▶ PROBLEM DETAILS: Can you give the lines below, starting at the line containing "349, 1093, 415]" and ending at the line containing "chamber-label: climatic chamber", as a Markdown table with the columns Row and Line, one numbered row per line and blank lines left out?
───── DATA FOR THIS TASK
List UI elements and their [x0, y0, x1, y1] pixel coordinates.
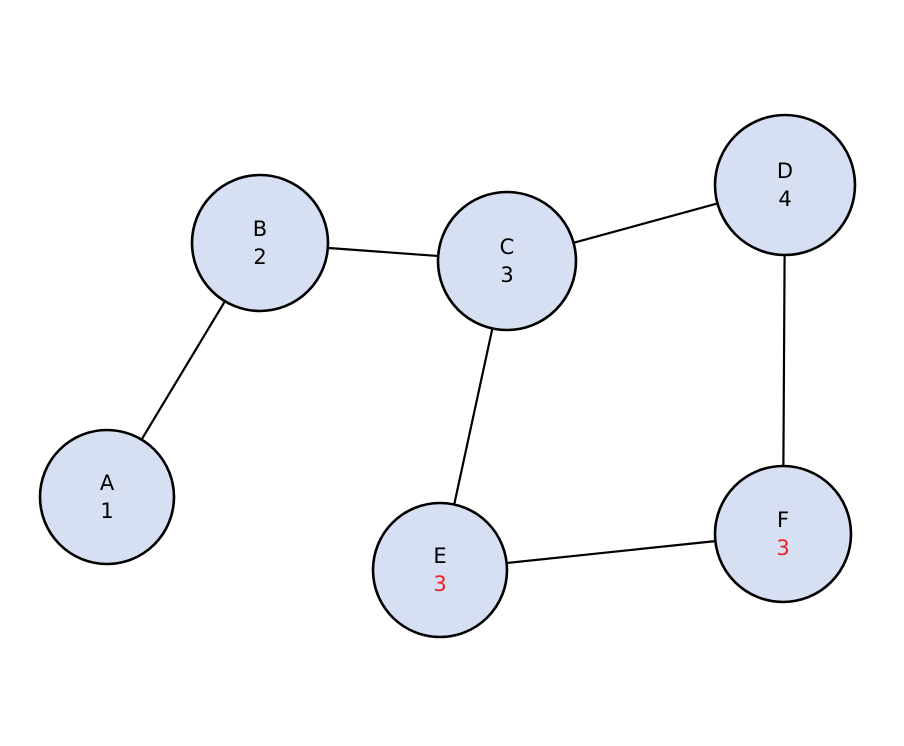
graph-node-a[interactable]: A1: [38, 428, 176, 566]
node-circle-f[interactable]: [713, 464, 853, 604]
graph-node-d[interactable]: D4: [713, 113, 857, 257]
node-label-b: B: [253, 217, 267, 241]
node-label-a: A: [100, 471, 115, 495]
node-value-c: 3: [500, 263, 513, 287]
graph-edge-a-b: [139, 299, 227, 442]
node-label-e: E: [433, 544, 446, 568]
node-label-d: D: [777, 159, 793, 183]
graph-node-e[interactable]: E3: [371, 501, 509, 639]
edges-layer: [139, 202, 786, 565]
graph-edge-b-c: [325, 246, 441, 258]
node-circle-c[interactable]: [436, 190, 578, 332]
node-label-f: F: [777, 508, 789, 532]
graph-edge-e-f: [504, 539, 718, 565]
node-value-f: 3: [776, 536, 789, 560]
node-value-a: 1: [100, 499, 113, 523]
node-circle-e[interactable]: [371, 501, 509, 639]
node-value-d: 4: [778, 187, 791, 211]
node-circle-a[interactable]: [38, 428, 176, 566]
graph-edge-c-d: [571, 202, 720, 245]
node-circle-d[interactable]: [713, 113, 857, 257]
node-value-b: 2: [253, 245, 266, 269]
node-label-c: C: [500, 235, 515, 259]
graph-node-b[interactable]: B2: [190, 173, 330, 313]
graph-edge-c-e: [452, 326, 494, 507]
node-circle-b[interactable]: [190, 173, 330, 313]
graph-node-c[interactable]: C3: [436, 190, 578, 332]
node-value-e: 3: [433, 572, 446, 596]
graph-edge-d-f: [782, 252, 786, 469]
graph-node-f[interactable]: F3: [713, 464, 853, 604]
──────────
───── DATA FOR THIS TASK
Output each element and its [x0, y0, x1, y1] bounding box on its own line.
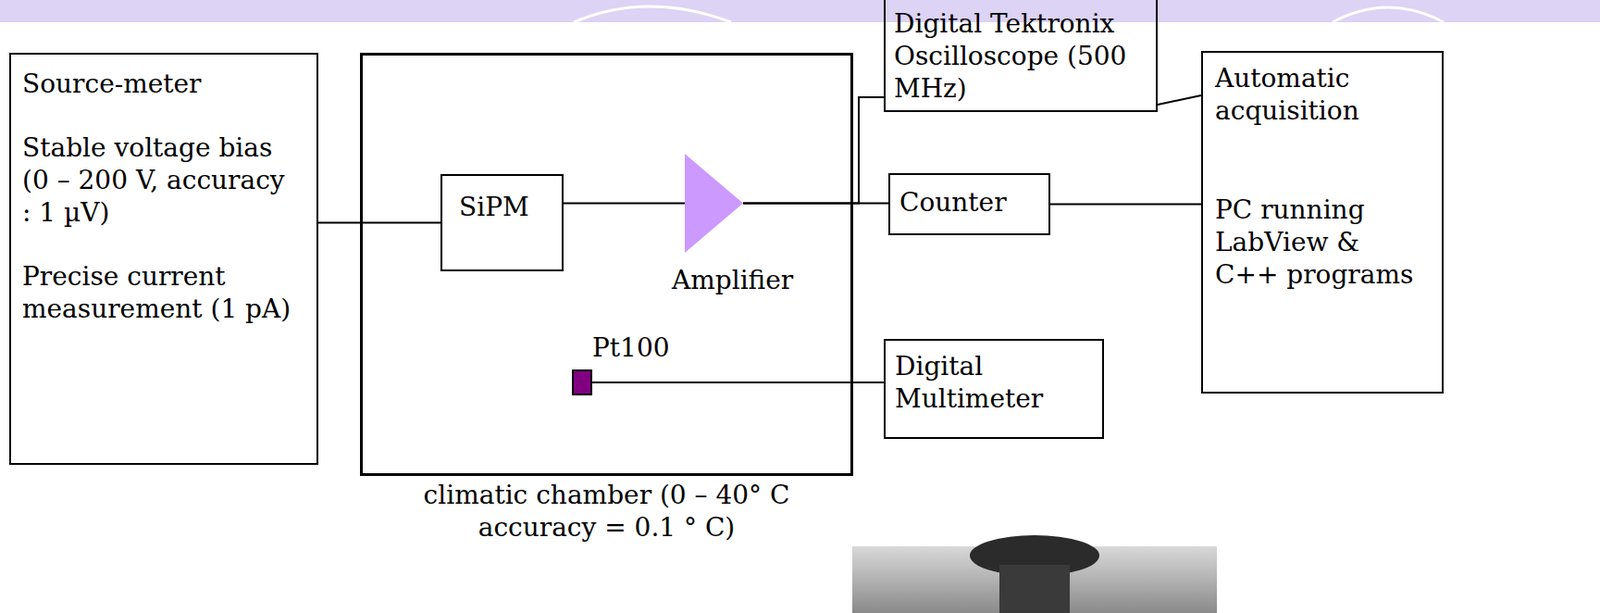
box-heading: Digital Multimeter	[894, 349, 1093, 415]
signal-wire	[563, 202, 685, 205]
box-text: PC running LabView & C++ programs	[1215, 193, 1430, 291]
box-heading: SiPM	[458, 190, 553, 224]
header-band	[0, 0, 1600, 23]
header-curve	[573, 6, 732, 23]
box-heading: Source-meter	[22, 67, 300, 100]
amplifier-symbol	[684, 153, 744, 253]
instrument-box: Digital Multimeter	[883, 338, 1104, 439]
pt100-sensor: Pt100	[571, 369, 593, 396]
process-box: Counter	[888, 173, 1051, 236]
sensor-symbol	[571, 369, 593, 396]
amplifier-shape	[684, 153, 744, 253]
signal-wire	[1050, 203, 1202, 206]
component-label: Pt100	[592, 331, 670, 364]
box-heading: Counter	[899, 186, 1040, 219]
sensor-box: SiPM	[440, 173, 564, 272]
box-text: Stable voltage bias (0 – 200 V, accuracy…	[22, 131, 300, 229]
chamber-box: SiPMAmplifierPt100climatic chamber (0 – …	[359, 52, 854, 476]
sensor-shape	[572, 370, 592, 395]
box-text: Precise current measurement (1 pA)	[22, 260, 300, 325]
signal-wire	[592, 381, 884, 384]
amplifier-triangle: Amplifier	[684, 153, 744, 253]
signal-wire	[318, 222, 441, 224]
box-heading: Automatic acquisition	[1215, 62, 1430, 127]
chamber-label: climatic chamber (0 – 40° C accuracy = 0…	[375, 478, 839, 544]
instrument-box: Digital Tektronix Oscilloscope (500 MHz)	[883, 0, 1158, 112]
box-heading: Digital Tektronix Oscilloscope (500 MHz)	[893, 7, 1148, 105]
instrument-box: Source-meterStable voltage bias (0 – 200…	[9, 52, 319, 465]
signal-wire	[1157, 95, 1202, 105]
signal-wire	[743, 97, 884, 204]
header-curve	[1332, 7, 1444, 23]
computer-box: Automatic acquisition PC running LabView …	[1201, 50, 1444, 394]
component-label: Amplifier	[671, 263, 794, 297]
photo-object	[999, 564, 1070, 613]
──────────
▶ RESULT BELOW:
| Row | Line |
|---|---|
| 1 | box-heading: Digital Multimeter	[894, 349, 1093, 415] |
| 2 | signal-wire	[563, 202, 685, 205] |
| 3 | box-text: PC running LabView & C++ programs	[1215, 193, 1430, 291] |
| 4 | box-heading: SiPM	[458, 190, 553, 224] |
| 5 | header-band	[0, 0, 1600, 23] |
| 6 | header-curve	[573, 6, 732, 23] |
| 7 | box-heading: Source-meter	[22, 67, 300, 100] |
| 8 | amplifier-symbol	[684, 153, 744, 253] |
| 9 | instrument-box: Digital Multimeter	[883, 338, 1104, 439] |
| 10 | pt100-sensor: Pt100	[571, 369, 593, 396] |
| 11 | process-box: Counter	[888, 173, 1051, 236] |
| 12 | sensor-symbol	[571, 369, 593, 396] |
| 13 | amplifier-shape	[684, 153, 744, 253] |
| 14 | signal-wire	[1050, 203, 1202, 206] |
| 15 | component-label: Pt100	[592, 331, 670, 364] |
| 16 | box-heading: Counter	[899, 186, 1040, 219] |
| 17 | sensor-box: SiPM	[440, 173, 564, 272] |
| 18 | box-text: Stable voltage bias (0 – 200 V, accuracy…	[22, 131, 300, 229] |
| 19 | chamber-box: SiPMAmplifierPt100climatic chamber (0 – …	[359, 52, 854, 476] |
| 20 | sensor-shape	[572, 370, 592, 395] |
| 21 | box-text: Precise current measurement (1 pA)	[22, 260, 300, 325] |
| 22 | signal-wire	[592, 381, 884, 384] |
| 23 | amplifier-triangle: Amplifier	[684, 153, 744, 253] |
| 24 | signal-wire	[318, 222, 441, 224] |
| 25 | box-heading: Automatic acquisition	[1215, 62, 1430, 127] |
| 26 | chamber-label: climatic chamber (0 – 40° C accuracy = 0…	[375, 478, 839, 544] |